● Records about charts and figures
===============

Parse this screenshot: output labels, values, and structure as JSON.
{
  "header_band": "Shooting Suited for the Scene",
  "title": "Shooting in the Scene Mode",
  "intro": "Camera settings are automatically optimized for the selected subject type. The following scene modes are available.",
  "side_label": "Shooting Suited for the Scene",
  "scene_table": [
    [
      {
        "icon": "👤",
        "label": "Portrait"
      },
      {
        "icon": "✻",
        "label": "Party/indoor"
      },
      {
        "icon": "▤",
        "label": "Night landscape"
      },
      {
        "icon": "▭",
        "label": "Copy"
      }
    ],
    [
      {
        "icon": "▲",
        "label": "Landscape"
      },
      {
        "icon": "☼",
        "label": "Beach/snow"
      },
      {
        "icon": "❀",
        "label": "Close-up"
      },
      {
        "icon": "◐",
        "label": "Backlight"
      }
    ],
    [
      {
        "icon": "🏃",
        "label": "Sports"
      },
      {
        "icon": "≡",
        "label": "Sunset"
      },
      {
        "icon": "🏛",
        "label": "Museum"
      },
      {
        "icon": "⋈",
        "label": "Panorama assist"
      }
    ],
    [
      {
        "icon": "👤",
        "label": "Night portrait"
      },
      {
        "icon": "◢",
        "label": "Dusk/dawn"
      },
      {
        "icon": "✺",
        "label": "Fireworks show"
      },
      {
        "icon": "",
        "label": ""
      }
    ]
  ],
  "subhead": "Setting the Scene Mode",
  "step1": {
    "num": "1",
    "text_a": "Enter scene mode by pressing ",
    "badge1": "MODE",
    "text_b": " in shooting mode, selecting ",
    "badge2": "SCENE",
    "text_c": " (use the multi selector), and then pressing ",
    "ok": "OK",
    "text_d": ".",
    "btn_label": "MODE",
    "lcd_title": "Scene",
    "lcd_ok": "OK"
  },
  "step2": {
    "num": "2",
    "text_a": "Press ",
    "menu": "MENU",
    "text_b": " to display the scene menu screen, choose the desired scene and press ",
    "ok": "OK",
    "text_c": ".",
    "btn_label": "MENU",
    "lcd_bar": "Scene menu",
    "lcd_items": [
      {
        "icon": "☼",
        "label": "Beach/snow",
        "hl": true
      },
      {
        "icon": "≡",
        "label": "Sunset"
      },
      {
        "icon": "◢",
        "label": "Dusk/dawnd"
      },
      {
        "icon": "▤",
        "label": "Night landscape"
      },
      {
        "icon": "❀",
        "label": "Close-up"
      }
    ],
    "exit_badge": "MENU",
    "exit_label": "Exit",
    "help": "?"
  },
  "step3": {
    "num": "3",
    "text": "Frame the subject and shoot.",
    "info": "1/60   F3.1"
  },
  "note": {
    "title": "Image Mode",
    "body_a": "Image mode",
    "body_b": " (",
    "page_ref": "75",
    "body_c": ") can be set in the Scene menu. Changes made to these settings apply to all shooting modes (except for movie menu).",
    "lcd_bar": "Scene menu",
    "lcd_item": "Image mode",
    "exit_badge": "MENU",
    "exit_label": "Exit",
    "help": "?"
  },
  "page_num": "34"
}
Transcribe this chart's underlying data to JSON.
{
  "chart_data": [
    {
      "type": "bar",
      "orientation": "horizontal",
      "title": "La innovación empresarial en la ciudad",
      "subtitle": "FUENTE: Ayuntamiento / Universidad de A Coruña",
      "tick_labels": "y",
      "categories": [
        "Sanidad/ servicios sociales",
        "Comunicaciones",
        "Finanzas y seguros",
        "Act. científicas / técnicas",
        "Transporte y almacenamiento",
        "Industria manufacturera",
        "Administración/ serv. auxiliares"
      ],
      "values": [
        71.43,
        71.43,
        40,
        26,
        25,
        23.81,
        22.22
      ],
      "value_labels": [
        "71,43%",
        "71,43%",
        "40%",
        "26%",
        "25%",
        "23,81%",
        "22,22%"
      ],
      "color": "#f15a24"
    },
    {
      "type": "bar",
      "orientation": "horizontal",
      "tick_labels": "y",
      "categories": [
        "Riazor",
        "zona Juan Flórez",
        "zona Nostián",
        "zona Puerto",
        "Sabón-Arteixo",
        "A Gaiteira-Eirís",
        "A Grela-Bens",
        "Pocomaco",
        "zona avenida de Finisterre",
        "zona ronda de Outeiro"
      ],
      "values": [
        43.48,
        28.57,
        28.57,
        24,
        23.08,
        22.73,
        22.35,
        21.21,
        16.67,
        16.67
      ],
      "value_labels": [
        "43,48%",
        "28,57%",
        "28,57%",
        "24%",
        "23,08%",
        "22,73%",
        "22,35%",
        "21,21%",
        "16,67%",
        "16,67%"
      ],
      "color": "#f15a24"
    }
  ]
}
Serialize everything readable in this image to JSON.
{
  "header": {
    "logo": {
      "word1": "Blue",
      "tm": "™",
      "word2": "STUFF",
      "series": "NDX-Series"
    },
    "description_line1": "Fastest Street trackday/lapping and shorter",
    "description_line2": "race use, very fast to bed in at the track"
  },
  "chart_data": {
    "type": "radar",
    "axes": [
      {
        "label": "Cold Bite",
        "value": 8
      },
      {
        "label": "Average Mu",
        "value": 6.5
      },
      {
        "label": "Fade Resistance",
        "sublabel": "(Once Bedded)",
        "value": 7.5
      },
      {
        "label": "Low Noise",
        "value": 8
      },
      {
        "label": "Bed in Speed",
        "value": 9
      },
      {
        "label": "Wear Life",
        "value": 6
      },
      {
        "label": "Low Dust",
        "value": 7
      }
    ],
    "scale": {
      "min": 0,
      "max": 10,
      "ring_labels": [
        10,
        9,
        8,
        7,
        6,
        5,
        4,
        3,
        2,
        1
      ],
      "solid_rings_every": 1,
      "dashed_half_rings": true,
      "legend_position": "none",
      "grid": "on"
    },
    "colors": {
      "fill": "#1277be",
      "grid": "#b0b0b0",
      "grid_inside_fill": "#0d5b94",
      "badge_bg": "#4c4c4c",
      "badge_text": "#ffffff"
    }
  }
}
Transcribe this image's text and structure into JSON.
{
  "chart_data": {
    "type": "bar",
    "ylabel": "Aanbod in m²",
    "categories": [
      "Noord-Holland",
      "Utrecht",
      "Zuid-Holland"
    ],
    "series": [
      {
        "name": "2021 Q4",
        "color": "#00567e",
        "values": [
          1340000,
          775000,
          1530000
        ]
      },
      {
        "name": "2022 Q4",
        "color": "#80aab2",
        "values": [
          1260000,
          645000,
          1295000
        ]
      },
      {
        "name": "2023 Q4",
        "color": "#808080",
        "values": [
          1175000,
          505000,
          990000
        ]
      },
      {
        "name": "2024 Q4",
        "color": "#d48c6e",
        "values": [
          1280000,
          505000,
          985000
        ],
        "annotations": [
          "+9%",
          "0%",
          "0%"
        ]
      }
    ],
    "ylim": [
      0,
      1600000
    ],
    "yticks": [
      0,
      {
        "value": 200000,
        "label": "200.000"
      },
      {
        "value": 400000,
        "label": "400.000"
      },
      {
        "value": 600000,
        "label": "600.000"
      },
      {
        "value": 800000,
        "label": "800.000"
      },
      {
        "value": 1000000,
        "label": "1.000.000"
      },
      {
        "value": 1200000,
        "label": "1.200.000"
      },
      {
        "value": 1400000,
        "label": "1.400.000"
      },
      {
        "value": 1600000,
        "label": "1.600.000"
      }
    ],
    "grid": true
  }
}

===============

● TASK BRIEF
Each entry must be reproduced verbatim.

● CORRECT RESULT
Parse this screenshot: output labels, values, and structure as JSON.
{
  "header_band": "Shooting Suited for the Scene",
  "title": "Shooting in the Scene Mode",
  "intro": "Camera settings are automatically optimized for the selected subject type. The following scene modes are available.",
  "side_label": "Shooting Suited for the Scene",
  "scene_table": [
    [
      {
        "icon": "👤",
        "label": "Portrait"
      },
      {
        "icon": "✻",
        "label": "Party/indoor"
      },
      {
        "icon": "▤",
        "label": "Night landscape"
      },
      {
        "icon": "▭",
        "label": "Copy"
      }
    ],
    [
      {
        "icon": "▲",
        "label": "Landscape"
      },
      {
        "icon": "☼",
        "label": "Beach/snow"
      },
      {
        "icon": "❀",
        "label": "Close-up"
      },
      {
        "icon": "◐",
        "label": "Backlight"
      }
    ],
    [
      {
        "icon": "🏃",
        "label": "Sports"
      },
      {
        "icon": "≡",
        "label": "Sunset"
      },
      {
        "icon": "🏛",
        "label": "Museum"
      },
      {
        "icon": "⋈",
        "label": "Panorama assist"
      }
    ],
    [
      {
        "icon": "👤",
        "label": "Night portrait"
      },
      {
        "icon": "◢",
        "label": "Dusk/dawn"
      },
      {
        "icon": "✺",
        "label": "Fireworks show"
      },
      {
        "icon": "",
        "label": ""
      }
    ]
  ],
  "subhead": "Setting the Scene Mode",
  "step1": {
    "num": "1",
    "text_a": "Enter scene mode by pressing ",
    "badge1": "MODE",
    "text_b": " in shooting mode, selecting ",
    "badge2": "SCENE",
    "text_c": " (use the multi selector), and then pressing ",
    "ok": "OK",
    "text_d": ".",
    "btn_label": "MODE",
    "lcd_title": "Scene",
    "lcd_ok": "OK"
  },
  "step2": {
    "num": "2",
    "text_a": "Press ",
    "menu": "MENU",
    "text_b": " to display the scene menu screen, choose the desired scene and press ",
    "ok": "OK",
    "text_c": ".",
    "btn_label": "MENU",
    "lcd_bar": "Scene menu",
    "lcd_items": [
      {
        "icon": "☼",
        "label": "Beach/snow",
        "hl": true
      },
      {
        "icon": "≡",
        "label": "Sunset"
      },
      {
        "icon": "◢",
        "label": "Dusk/dawnd"
      },
      {
        "icon": "▤",
        "label": "Night landscape"
      },
      {
        "icon": "❀",
        "label": "Close-up"
      }
    ],
    "exit_badge": "MENU",
    "exit_label": "Exit",
    "help": "?"
  },
  "step3": {
    "num": "3",
    "text": "Frame the subject and shoot.",
    "info": "1/60   F3.1"
  },
  "note": {
    "title": "Image Mode",
    "body_a": "Image mode",
    "body_b": " (",
    "page_ref": "75",
    "body_c": ") can be set in the Scene menu. Changes made to these settings apply to all shooting modes (except for movie menu).",
    "lcd_bar": "Scene menu",
    "lcd_item": "Image mode",
    "exit_badge": "MENU",
    "exit_label": "Exit",
    "help": "?"
  },
  "page_num": "34"
}
Transcribe this chart's underlying data to JSON.
{
  "chart_data": [
    {
      "type": "bar",
      "orientation": "horizontal",
      "title": "La innovación empresarial en la ciudad",
      "subtitle": "FUENTE: Ayuntamiento / Universidad de A Coruña",
      "tick_labels": "y",
      "categories": [
        "Sanidad/ servicios sociales",
        "Comunicaciones",
        "Finanzas y seguros",
        "Act. científicas / técnicas",
        "Transporte y almacenamiento",
        "Industria manufacturera",
        "Administración/ serv. auxiliares"
      ],
      "values": [
        71.43,
        71.43,
        40,
        26,
        25,
        23.81,
        22.22
      ],
      "value_labels": [
        "71,43%",
        "71,43%",
        "40%",
        "26%",
        "25%",
        "23,81%",
        "22,22%"
      ],
      "color": "#f15a24"
    },
    {
      "type": "bar",
      "orientation": "horizontal",
      "tick_labels": "y",
      "categories": [
        "Riazor",
        "zona Juan Flórez",
        "zona Nostián",
        "zona Puerto",
        "Sabón-Arteixo",
        "A Gaiteira-Eirís",
        "A Grela-Bens",
        "Pocomaco",
        "zona avenida de Finisterre",
        "zona ronda de Outeiro"
      ],
      "values": [
        43.48,
        28.57,
        28.57,
        24,
        23.08,
        22.73,
        22.35,
        21.21,
        16.67,
        16.67
      ],
      "value_labels": [
        "43,48%",
        "28,57%",
        "28,57%",
        "24%",
        "23,08%",
        "22,73%",
        "22,35%",
        "21,21%",
        "16,67%",
        "16,67%"
      ],
      "color": "#f15a24"
    }
  ]
}
Serialize everything readable in this image to JSON.
{
  "header": {
    "logo": {
      "word1": "Blue",
      "tm": "™",
      "word2": "STUFF",
      "series": "NDX-Series"
    },
    "description_line1": "Fastest Street trackday/lapping and shorter",
    "description_line2": "race use, very fast to bed in at the track"
  },
  "chart_data": {
    "type": "radar",
    "axes": [
      {
        "label": "Cold Bite",
        "value": 8
      },
      {
        "label": "Average Mu",
        "value": 6.5
      },
      {
        "label": "Fade Resistance",
        "sublabel": "(Once Bedded)",
        "value": 7.5
      },
      {
        "label": "Low Noise",
        "value": 8
      },
      {
        "label": "Bed in Speed",
        "value": 9
      },
      {
        "label": "Wear Life",
        "value": 6
      },
      {
        "label": "Low Dust",
        "value": 7
      }
    ],
    "scale": {
      "min": 0,
      "max": 10,
      "ring_labels": [
        10,
        9,
        8,
        7,
        6,
        5,
        4,
        3,
        2,
        1
      ],
      "solid_rings_every": 1,
      "dashed_half_rings": true,
      "legend_position": "none",
      "grid": "on"
    },
    "colors": {
      "fill": "#1277be",
      "grid": "#b0b0b0",
      "grid_inside_fill": "#0d5b94",
      "badge_bg": "#4c4c4c",
      "badge_text": "#ffffff"
    }
  }
}
Transcribe this image's text and structure into JSON.
{
  "chart_data": {
    "type": "bar",
    "ylabel": "Aanbod in m²",
    "categories": [
      "Noord-Holland",
      "Utrecht",
      "Zuid-Holland"
    ],
    "series": [
      {
        "name": "2021 Q4",
        "color": "#00567e",
        "values": [
          1340000,
          775000,
          1530000
        ]
      },
      {
        "name": "2022 Q4",
        "color": "#80aab2",
        "values": [
          1260000,
          645000,
          1295000
        ]
      },
      {
        "name": "2023 Q4",
        "color": "#808080",
        "values": [
          1175000,
          505000,
          990000
        ]
      },
      {
        "name": "2024 Q4",
        "color": "#d48c6e",
        "values": [
          1280000,
          505000,
          985000
        ],
        "annotations": [
          "+9%",
          "0%",
          "0%"
        ]
      }
    ],
    "ylim": [
      0,
      1600000
    ],
    "yticks": [
      0,
      {
        "value": 200000,
        "label": "200.000"
      },
      {
        "value": 400000,
        "label": "400.000"
      },
      {
        "value": 600000,
        "label": "600.000"
      },
      {
        "value": 800000,
        "label": "800.000"
      },
      {
        "value": 1000000,
        "label": "1.000.000"
      },
      {
        "value": 1200000,
        "label": "1.200.000"
      },
      {
        "value": 1400000,
        "label": "1.400.000"
      },
      {
        "value": 1600000,
        "label": "1.600.000"
      }
    ],
    "grid": true
  }
}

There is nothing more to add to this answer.